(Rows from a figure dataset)
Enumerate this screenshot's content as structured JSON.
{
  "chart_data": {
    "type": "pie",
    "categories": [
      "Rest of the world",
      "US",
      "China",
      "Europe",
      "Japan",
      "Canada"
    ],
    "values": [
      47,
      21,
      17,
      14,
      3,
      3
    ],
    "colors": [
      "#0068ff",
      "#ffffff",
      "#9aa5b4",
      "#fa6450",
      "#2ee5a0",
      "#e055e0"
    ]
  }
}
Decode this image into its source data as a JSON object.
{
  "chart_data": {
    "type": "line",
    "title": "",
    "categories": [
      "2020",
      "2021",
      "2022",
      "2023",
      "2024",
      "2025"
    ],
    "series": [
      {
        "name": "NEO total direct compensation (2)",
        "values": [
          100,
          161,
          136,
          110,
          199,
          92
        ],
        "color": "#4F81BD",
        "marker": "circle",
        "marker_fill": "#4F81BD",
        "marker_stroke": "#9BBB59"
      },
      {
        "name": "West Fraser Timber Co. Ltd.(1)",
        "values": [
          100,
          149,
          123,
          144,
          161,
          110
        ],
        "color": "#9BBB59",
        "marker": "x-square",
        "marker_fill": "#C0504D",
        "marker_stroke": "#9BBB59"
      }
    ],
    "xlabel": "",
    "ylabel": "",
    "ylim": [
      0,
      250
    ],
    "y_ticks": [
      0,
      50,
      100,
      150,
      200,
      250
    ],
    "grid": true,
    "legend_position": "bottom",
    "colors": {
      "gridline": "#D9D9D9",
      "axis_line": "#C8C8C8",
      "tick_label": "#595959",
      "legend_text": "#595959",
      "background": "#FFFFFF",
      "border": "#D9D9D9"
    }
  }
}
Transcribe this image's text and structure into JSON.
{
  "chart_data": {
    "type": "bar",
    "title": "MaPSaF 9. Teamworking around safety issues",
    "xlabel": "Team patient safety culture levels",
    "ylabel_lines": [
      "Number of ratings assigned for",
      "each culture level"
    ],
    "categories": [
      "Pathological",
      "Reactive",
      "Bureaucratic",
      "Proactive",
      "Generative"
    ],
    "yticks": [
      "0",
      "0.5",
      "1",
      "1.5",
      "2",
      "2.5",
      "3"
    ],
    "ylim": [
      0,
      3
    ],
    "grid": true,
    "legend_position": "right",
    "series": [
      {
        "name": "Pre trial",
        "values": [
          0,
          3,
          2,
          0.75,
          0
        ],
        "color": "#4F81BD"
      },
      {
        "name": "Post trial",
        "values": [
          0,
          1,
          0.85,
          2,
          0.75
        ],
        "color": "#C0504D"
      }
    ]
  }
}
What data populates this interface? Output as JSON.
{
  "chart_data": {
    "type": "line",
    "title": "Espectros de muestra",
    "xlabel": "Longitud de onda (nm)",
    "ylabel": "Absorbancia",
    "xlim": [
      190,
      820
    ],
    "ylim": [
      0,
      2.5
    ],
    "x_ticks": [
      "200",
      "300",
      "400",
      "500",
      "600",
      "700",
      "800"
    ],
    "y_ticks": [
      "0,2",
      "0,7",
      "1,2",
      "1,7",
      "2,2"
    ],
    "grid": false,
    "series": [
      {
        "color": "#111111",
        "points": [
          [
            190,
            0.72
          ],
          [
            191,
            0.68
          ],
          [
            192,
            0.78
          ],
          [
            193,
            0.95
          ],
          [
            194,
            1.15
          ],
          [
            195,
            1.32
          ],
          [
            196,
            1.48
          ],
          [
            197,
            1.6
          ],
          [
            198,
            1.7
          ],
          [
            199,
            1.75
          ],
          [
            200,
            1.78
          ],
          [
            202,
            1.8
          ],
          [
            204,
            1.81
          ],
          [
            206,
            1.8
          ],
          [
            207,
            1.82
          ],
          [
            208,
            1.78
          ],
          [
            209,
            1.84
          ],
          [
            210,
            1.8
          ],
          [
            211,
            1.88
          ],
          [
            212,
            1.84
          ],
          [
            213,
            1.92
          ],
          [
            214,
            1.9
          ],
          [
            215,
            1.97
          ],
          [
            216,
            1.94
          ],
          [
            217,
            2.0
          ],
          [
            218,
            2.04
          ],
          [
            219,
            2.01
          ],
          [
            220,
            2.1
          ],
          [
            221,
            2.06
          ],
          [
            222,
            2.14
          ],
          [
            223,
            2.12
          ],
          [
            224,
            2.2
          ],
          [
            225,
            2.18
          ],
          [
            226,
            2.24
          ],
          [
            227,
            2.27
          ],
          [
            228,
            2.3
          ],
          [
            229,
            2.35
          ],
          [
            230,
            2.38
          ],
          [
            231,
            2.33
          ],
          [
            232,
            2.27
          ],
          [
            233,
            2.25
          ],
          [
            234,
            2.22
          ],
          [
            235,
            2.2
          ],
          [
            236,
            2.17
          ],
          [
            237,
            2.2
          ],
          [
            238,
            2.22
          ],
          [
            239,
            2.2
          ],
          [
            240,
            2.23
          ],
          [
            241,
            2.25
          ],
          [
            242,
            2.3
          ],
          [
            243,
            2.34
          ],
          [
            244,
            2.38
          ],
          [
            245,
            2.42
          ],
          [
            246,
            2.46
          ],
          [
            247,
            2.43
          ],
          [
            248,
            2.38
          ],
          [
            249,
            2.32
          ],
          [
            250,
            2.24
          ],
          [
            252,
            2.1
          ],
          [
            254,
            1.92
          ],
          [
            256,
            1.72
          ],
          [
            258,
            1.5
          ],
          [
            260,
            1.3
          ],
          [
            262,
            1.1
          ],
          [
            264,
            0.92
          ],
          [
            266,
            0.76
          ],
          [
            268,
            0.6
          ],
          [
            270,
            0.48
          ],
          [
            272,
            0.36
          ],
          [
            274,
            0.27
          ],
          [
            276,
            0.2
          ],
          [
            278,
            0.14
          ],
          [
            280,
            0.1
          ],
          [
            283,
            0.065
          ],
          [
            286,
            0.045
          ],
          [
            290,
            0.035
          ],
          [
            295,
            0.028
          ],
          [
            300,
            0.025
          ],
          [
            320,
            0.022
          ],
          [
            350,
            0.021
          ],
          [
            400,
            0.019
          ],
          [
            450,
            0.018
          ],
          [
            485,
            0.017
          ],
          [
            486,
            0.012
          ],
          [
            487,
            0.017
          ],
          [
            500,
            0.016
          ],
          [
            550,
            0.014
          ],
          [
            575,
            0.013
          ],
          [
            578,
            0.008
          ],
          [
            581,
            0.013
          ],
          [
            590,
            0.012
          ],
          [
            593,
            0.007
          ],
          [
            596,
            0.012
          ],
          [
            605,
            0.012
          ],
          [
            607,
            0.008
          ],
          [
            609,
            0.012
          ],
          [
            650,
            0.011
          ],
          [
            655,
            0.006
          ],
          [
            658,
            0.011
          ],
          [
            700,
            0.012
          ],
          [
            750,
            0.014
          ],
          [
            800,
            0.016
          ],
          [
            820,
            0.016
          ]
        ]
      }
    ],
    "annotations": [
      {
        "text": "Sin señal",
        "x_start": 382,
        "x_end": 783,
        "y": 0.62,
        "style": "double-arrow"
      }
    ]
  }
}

▶ **REQUEST**:
Reproduce every record, matching each line exactly.

▶ **RESULT OF THIS EXERCISE**:
Enumerate this screenshot's content as structured JSON.
{
  "chart_data": {
    "type": "pie",
    "categories": [
      "Rest of the world",
      "US",
      "China",
      "Europe",
      "Japan",
      "Canada"
    ],
    "values": [
      47,
      21,
      17,
      14,
      3,
      3
    ],
    "colors": [
      "#0068ff",
      "#ffffff",
      "#9aa5b4",
      "#fa6450",
      "#2ee5a0",
      "#e055e0"
    ]
  }
}
Decode this image into its source data as a JSON object.
{
  "chart_data": {
    "type": "line",
    "title": "",
    "categories": [
      "2020",
      "2021",
      "2022",
      "2023",
      "2024",
      "2025"
    ],
    "series": [
      {
        "name": "NEO total direct compensation (2)",
        "values": [
          100,
          161,
          136,
          110,
          199,
          92
        ],
        "color": "#4F81BD",
        "marker": "circle",
        "marker_fill": "#4F81BD",
        "marker_stroke": "#9BBB59"
      },
      {
        "name": "West Fraser Timber Co. Ltd.(1)",
        "values": [
          100,
          149,
          123,
          144,
          161,
          110
        ],
        "color": "#9BBB59",
        "marker": "x-square",
        "marker_fill": "#C0504D",
        "marker_stroke": "#9BBB59"
      }
    ],
    "xlabel": "",
    "ylabel": "",
    "ylim": [
      0,
      250
    ],
    "y_ticks": [
      0,
      50,
      100,
      150,
      200,
      250
    ],
    "grid": true,
    "legend_position": "bottom",
    "colors": {
      "gridline": "#D9D9D9",
      "axis_line": "#C8C8C8",
      "tick_label": "#595959",
      "legend_text": "#595959",
      "background": "#FFFFFF",
      "border": "#D9D9D9"
    }
  }
}
Transcribe this image's text and structure into JSON.
{
  "chart_data": {
    "type": "bar",
    "title": "MaPSaF 9. Teamworking around safety issues",
    "xlabel": "Team patient safety culture levels",
    "ylabel_lines": [
      "Number of ratings assigned for",
      "each culture level"
    ],
    "categories": [
      "Pathological",
      "Reactive",
      "Bureaucratic",
      "Proactive",
      "Generative"
    ],
    "yticks": [
      "0",
      "0.5",
      "1",
      "1.5",
      "2",
      "2.5",
      "3"
    ],
    "ylim": [
      0,
      3
    ],
    "grid": true,
    "legend_position": "right",
    "series": [
      {
        "name": "Pre trial",
        "values": [
          0,
          3,
          2,
          0.75,
          0
        ],
        "color": "#4F81BD"
      },
      {
        "name": "Post trial",
        "values": [
          0,
          1,
          0.85,
          2,
          0.75
        ],
        "color": "#C0504D"
      }
    ]
  }
}
What data populates this interface? Output as JSON.
{
  "chart_data": {
    "type": "line",
    "title": "Espectros de muestra",
    "xlabel": "Longitud de onda (nm)",
    "ylabel": "Absorbancia",
    "xlim": [
      190,
      820
    ],
    "ylim": [
      0,
      2.5
    ],
    "x_ticks": [
      "200",
      "300",
      "400",
      "500",
      "600",
      "700",
      "800"
    ],
    "y_ticks": [
      "0,2",
      "0,7",
      "1,2",
      "1,7",
      "2,2"
    ],
    "grid": false,
    "series": [
      {
        "color": "#111111",
        "points": [
          [
            190,
            0.72
          ],
          [
            191,
            0.68
          ],
          [
            192,
            0.78
          ],
          [
            193,
            0.95
          ],
          [
            194,
            1.15
          ],
          [
            195,
            1.32
          ],
          [
            196,
            1.48
          ],
          [
            197,
            1.6
          ],
          [
            198,
            1.7
          ],
          [
            199,
            1.75
          ],
          [
            200,
            1.78
          ],
          [
            202,
            1.8
          ],
          [
            204,
            1.81
          ],
          [
            206,
            1.8
          ],
          [
            207,
            1.82
          ],
          [
            208,
            1.78
          ],
          [
            209,
            1.84
          ],
          [
            210,
            1.8
          ],
          [
            211,
            1.88
          ],
          [
            212,
            1.84
          ],
          [
            213,
            1.92
          ],
          [
            214,
            1.9
          ],
          [
            215,
            1.97
          ],
          [
            216,
            1.94
          ],
          [
            217,
            2.0
          ],
          [
            218,
            2.04
          ],
          [
            219,
            2.01
          ],
          [
            220,
            2.1
          ],
          [
            221,
            2.06
          ],
          [
            222,
            2.14
          ],
          [
            223,
            2.12
          ],
          [
            224,
            2.2
          ],
          [
            225,
            2.18
          ],
          [
            226,
            2.24
          ],
          [
            227,
            2.27
          ],
          [
            228,
            2.3
          ],
          [
            229,
            2.35
          ],
          [
            230,
            2.38
          ],
          [
            231,
            2.33
          ],
          [
            232,
            2.27
          ],
          [
            233,
            2.25
          ],
          [
            234,
            2.22
          ],
          [
            235,
            2.2
          ],
          [
            236,
            2.17
          ],
          [
            237,
            2.2
          ],
          [
            238,
            2.22
          ],
          [
            239,
            2.2
          ],
          [
            240,
            2.23
          ],
          [
            241,
            2.25
          ],
          [
            242,
            2.3
          ],
          [
            243,
            2.34
          ],
          [
            244,
            2.38
          ],
          [
            245,
            2.42
          ],
          [
            246,
            2.46
          ],
          [
            247,
            2.43
          ],
          [
            248,
            2.38
          ],
          [
            249,
            2.32
          ],
          [
            250,
            2.24
          ],
          [
            252,
            2.1
          ],
          [
            254,
            1.92
          ],
          [
            256,
            1.72
          ],
          [
            258,
            1.5
          ],
          [
            260,
            1.3
          ],
          [
            262,
            1.1
          ],
          [
            264,
            0.92
          ],
          [
            266,
            0.76
          ],
          [
            268,
            0.6
          ],
          [
            270,
            0.48
          ],
          [
            272,
            0.36
          ],
          [
            274,
            0.27
          ],
          [
            276,
            0.2
          ],
          [
            278,
            0.14
          ],
          [
            280,
            0.1
          ],
          [
            283,
            0.065
          ],
          [
            286,
            0.045
          ],
          [
            290,
            0.035
          ],
          [
            295,
            0.028
          ],
          [
            300,
            0.025
          ],
          [
            320,
            0.022
          ],
          [
            350,
            0.021
          ],
          [
            400,
            0.019
          ],
          [
            450,
            0.018
          ],
          [
            485,
            0.017
          ],
          [
            486,
            0.012
          ],
          [
            487,
            0.017
          ],
          [
            500,
            0.016
          ],
          [
            550,
            0.014
          ],
          [
            575,
            0.013
          ],
          [
            578,
            0.008
          ],
          [
            581,
            0.013
          ],
          [
            590,
            0.012
          ],
          [
            593,
            0.007
          ],
          [
            596,
            0.012
          ],
          [
            605,
            0.012
          ],
          [
            607,
            0.008
          ],
          [
            609,
            0.012
          ],
          [
            650,
            0.011
          ],
          [
            655,
            0.006
          ],
          [
            658,
            0.011
          ],
          [
            700,
            0.012
          ],
          [
            750,
            0.014
          ],
          [
            800,
            0.016
          ],
          [
            820,
            0.016
          ]
        ]
      }
    ],
    "annotations": [
      {
        "text": "Sin señal",
        "x_start": 382,
        "x_end": 783,
        "y": 0.62,
        "style": "double-arrow"
      }
    ]
  }
}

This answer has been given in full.